• _DIRECTIONS FOR THIS TASK_
Omit all images. Transcribe the rest of the material below exactly.
++++++++++
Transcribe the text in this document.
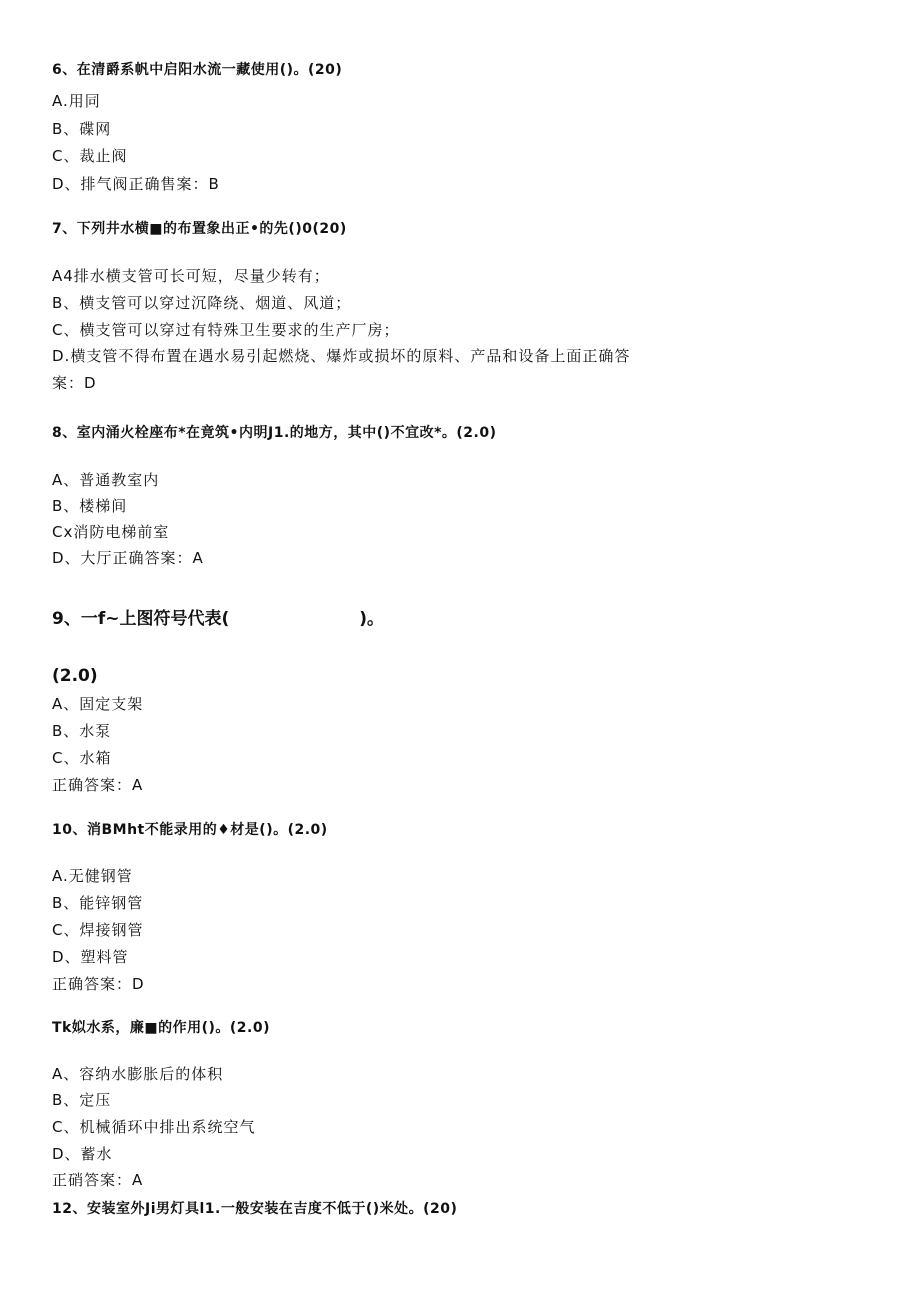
6、在清爵系帆中启阳水流一藏使用()。(20)
A.用同
B、碟网
C、裁止阀
D、排气阀正确售案：B
7、下列井水横■的布置象出正•的先()0(20)
A4排水横支管可长可短，尽量少转有；
B、横支管可以穿过沉降绕、烟道、风道；
C、横支管可以穿过有特殊卫生要求的生产厂房；
D.横支管不得布置在遇水易引起燃烧、爆炸或损坏的原料、产品和设备上面正确答
案：D
8、室内涌火栓座布*在竟筑•内明J1.的地方，其中()不宜改*。(2.0)
A、普通教室内
B、楼梯间
Cx消防电梯前室
D、大厅正确答案：A
9、一f~上图符号代表(	)。
(2.0)
A、固定支架
B、水泵
C、水箱
正确答案：A
10、消BMht不能录用的♦材是()。(2.0)
A.无健钢管
B、能锌钢管
C、焊接钢管
D、塑料管
正确答案：D
Tk姒水系，廉■的作用()。(2.0)
A、容纳水膨胀后的体积
B、定压
C、机械循环中排出系统空气
D、蓄水
正硝答案：A
12、安装室外Ji男灯具l1.一般安装在吉度不低于()米处。(20)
++++++++++
• _RESULT OF THIS EXERCISE_
Transcribe the text in this document.
6、在清爵系帆中启阳水流一藏使用()。(20)
A.用同
B、碟网
C、裁止阀
D、排气阀正确售案：B
7、下列井水横■的布置象出正•的先()0(20)
A4排水横支管可长可短，尽量少转有；
B、横支管可以穿过沉降绕、烟道、风道；
C、横支管可以穿过有特殊卫生要求的生产厂房；
D.横支管不得布置在遇水易引起燃烧、爆炸或损坏的原料、产品和设备上面正确答
案：D
8、室内涌火栓座布*在竟筑•内明J1.的地方，其中()不宜改*。(2.0)
A、普通教室内
B、楼梯间
Cx消防电梯前室
D、大厅正确答案：A
9、一f~上图符号代表(	)。
(2.0)
A、固定支架
B、水泵
C、水箱
正确答案：A
10、消BMht不能录用的♦材是()。(2.0)
A.无健钢管
B、能锌钢管
C、焊接钢管
D、塑料管
正确答案：D
Tk姒水系，廉■的作用()。(2.0)
A、容纳水膨胀后的体积
B、定压
C、机械循环中排出系统空气
D、蓄水
正硝答案：A
12、安装室外Ji男灯具l1.一般安装在吉度不低于()米处。(20)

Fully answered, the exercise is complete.